**Source**

==*==

Friday, May 09, 2014

Sea of Japan to Biwa...revisted.





Before walking the Hōkuriku-dō last December, I spent a fair amount of time deciding which of the two routes to take to the east shore of Lake Biwa.  What bothered me was that neither of those routes connected with the Nishi Ōmi-ji on the western side.  There was a road by that name, but I knew that it wasn't the real thing.  In Japan there are plenty of highways that take the monicker of an older route which traditionally lay close by, but not necessarily directly beneath.  I found what I thought was the most likely course, and decided that I'd walk that.  

Then one day, I came across a different map which showed the true route I'd been seeking.  The road didn't branch off the Hōkuriku-dō at all, but started its southbound journey from the western outskirts of Tsuruga city.  And rather than follow the broad river valleys, it snaked its way into the mountains, before rushing headlong toward Japan's largest lake.  

And so it was that I once again found myself on the first train bound for Tsuruga.  What is it about towns on the Sea of Japan that makes them look so tired? It took me a good hour to actually walk out of the city and into the rice fields that were in an earlier point in their planting cycle than those I'd been walking through earlier in the week.  

There wasn't a single trace that this had once been an old road.  Rather, it was busy with farm vehicles, with absurdly wide sidewalks, despite the dearth of bicycles out here.  I looked at the parallel roads to the right and to the left, but those too were lined with newer houses, lacking the usual wonderful line-up of old Edo period structures.  

The morning started muggy, but began to cool as I climbed, not due to the change in elevation which was very steady and gradual, but more from the wind coming off the sea, pushing me along, urging me toward the hills.  The landscape never seemed to change, just that bland, broad highway moving slowly on. There was a lone Jizo, and a majestic old tree.   Other than these, the road remained featureless.  I grew bored pretty quickly, and began to sing songs by Paul Weller.  That's entertainment.  

The mountains rose to meet me.  As they did, the road became a single track, which began to trace the bank of a concreted river.  This took me through a number of small farming communities.  Just beyond them, the concrete and the asphalt dropped away, and I happily found myself walking on bare earth.  My eyes were occasionally turned up toward the hillsides, as the memory of a bear warning sign that I'd seen further below resonated within my head.  But it was important to look down sometimes too.  Not too far along into the forest, I saw a sign pointing down a side trail in the direction of a Jizo that had been carved onto a giant, split bolder.  I followed this overgrown and unused trail until I saw a hut covering the stone upon which was imprinted a deity many centuries old.   As I took a step to investigate a smaller statue nearby,  I noticed a snake of a meter or more, moving slowly past my feet.

==*==

**Dataset content**
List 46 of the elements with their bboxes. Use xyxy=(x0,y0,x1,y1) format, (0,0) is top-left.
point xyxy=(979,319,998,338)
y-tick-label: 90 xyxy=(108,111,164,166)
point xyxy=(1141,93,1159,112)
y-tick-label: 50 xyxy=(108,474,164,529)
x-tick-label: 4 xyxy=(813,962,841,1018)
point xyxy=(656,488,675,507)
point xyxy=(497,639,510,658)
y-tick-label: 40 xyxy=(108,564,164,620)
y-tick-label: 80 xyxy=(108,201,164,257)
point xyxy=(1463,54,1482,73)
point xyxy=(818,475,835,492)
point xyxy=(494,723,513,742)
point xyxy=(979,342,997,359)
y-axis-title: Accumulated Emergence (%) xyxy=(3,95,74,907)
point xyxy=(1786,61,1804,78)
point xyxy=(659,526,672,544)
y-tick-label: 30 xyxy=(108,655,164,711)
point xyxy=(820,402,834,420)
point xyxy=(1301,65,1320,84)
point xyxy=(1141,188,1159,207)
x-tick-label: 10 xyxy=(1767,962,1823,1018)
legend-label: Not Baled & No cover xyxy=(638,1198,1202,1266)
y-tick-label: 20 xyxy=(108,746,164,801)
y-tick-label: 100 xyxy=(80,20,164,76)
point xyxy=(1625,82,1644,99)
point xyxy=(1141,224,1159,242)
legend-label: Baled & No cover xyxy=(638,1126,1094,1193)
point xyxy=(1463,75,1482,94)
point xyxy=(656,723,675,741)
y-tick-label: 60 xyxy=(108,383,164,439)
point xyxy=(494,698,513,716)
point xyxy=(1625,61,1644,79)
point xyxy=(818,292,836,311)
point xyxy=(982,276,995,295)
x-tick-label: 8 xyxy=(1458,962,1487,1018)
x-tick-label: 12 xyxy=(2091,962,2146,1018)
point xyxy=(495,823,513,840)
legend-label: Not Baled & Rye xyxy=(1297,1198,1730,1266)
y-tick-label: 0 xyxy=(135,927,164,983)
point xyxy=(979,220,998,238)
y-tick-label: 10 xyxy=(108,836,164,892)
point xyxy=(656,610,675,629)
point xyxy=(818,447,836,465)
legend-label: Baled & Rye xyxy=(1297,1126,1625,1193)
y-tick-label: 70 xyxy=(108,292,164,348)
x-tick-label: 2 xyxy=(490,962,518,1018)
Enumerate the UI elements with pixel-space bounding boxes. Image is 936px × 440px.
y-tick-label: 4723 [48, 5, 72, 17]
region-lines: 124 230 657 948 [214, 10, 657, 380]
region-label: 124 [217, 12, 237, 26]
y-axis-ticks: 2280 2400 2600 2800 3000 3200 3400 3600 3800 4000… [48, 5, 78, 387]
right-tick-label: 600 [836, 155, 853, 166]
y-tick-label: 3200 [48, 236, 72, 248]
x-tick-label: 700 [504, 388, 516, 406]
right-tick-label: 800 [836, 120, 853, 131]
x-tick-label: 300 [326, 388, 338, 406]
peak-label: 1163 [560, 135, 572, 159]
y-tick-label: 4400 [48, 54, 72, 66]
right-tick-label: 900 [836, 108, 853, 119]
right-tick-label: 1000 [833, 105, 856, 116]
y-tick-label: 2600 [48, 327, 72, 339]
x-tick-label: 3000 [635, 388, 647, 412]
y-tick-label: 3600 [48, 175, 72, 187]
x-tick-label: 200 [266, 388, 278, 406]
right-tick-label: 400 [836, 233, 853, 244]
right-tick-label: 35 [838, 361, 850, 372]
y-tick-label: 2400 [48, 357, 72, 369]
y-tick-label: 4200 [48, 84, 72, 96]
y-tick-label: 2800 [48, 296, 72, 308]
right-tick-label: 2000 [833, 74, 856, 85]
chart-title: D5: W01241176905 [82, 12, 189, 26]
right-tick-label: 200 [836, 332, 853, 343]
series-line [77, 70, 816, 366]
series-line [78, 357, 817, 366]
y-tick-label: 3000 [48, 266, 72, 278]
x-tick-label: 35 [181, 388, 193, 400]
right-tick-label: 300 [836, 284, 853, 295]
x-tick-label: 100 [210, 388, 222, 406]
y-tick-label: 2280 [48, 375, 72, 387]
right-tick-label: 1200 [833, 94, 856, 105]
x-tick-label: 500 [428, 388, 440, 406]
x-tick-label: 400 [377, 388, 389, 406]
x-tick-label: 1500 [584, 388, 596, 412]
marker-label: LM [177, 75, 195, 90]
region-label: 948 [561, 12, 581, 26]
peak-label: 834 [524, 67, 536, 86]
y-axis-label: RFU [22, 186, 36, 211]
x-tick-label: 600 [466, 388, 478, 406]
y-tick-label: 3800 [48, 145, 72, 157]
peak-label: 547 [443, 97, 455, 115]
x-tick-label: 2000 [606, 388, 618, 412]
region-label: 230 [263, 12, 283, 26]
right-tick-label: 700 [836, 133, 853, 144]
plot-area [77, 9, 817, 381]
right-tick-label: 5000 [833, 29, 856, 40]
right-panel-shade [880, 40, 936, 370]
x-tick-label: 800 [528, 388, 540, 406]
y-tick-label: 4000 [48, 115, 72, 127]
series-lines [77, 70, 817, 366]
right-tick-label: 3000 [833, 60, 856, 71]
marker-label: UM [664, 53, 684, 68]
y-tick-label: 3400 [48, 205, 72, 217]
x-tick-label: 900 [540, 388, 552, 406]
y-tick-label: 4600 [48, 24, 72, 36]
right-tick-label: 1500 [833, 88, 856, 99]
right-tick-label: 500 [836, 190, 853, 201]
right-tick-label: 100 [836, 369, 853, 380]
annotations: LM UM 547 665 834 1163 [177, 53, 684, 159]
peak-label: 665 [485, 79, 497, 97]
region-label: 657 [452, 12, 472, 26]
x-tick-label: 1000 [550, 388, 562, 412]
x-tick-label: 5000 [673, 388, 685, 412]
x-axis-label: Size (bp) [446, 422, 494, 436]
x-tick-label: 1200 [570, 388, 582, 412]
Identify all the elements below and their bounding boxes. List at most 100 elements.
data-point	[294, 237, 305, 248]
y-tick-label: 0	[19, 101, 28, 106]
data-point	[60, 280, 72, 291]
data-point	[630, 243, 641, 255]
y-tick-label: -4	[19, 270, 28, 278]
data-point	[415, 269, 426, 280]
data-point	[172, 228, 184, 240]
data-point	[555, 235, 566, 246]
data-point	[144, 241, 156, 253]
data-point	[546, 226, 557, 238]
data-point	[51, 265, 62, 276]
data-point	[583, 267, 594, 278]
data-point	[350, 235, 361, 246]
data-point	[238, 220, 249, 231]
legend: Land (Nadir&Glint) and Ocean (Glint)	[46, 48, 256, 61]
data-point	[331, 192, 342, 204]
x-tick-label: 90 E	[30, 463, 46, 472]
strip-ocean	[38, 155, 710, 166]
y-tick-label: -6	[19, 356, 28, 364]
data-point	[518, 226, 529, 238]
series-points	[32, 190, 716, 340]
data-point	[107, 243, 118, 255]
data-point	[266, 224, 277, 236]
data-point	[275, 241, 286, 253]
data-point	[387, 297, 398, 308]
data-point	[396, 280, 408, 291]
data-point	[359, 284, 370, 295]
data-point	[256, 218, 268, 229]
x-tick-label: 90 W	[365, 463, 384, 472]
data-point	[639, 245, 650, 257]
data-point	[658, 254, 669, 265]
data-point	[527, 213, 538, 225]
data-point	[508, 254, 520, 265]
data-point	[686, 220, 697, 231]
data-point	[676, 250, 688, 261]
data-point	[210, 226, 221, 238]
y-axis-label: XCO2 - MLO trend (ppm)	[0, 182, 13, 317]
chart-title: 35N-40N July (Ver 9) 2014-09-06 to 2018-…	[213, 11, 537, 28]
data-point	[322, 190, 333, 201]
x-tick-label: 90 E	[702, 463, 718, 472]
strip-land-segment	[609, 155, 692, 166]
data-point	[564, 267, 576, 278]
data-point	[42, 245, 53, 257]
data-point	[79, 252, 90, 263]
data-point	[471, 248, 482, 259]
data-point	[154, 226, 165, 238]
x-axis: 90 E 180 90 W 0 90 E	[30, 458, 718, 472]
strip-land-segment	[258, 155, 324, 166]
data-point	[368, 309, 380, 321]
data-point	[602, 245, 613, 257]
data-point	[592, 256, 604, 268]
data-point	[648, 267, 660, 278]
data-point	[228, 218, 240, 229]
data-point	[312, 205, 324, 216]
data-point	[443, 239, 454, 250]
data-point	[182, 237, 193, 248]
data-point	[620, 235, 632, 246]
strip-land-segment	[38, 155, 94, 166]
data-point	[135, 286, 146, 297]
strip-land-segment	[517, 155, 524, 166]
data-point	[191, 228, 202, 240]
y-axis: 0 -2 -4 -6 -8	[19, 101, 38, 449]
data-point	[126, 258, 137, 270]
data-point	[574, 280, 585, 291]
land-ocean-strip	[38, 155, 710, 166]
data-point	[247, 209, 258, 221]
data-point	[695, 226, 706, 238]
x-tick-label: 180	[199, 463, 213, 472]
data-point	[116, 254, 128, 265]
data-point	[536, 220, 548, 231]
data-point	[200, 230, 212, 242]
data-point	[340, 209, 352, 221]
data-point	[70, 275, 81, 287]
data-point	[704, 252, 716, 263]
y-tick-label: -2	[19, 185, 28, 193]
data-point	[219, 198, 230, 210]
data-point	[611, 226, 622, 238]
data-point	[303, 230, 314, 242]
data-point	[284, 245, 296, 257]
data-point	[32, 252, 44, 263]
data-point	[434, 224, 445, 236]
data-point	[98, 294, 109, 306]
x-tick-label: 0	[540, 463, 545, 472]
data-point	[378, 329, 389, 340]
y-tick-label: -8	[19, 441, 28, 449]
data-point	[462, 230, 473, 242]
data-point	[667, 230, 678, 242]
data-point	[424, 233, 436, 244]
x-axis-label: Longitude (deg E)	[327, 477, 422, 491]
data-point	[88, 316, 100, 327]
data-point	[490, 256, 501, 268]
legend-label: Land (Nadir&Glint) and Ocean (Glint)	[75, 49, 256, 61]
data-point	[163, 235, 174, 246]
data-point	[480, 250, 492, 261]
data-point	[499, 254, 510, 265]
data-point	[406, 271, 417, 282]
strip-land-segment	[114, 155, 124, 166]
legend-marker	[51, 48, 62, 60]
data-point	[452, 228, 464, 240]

==*==

**Goal of the exercise**
Say whether each statement agrees with the Lake Biwa walking account, answering yes or no and quoting the deciding words: (a) the true route the writer found branched off the Hōkuriku-dō; (b) the road out of Tsuruga had wide sidewalks even though few bicycles were around; (c) the morning cooled mainly because of the rise in elevation. The listing was taken from a different source.

**Written solution**
(a) No: "The road didn't branch off the Hōkuriku-dō at all"
(b) Yes: "with absurdly wide sidewalks, despite the dearth of bicycles out here"
(c) No: "not due to the change in elevation which was very steady and gradual, but more from the wind coming off the sea"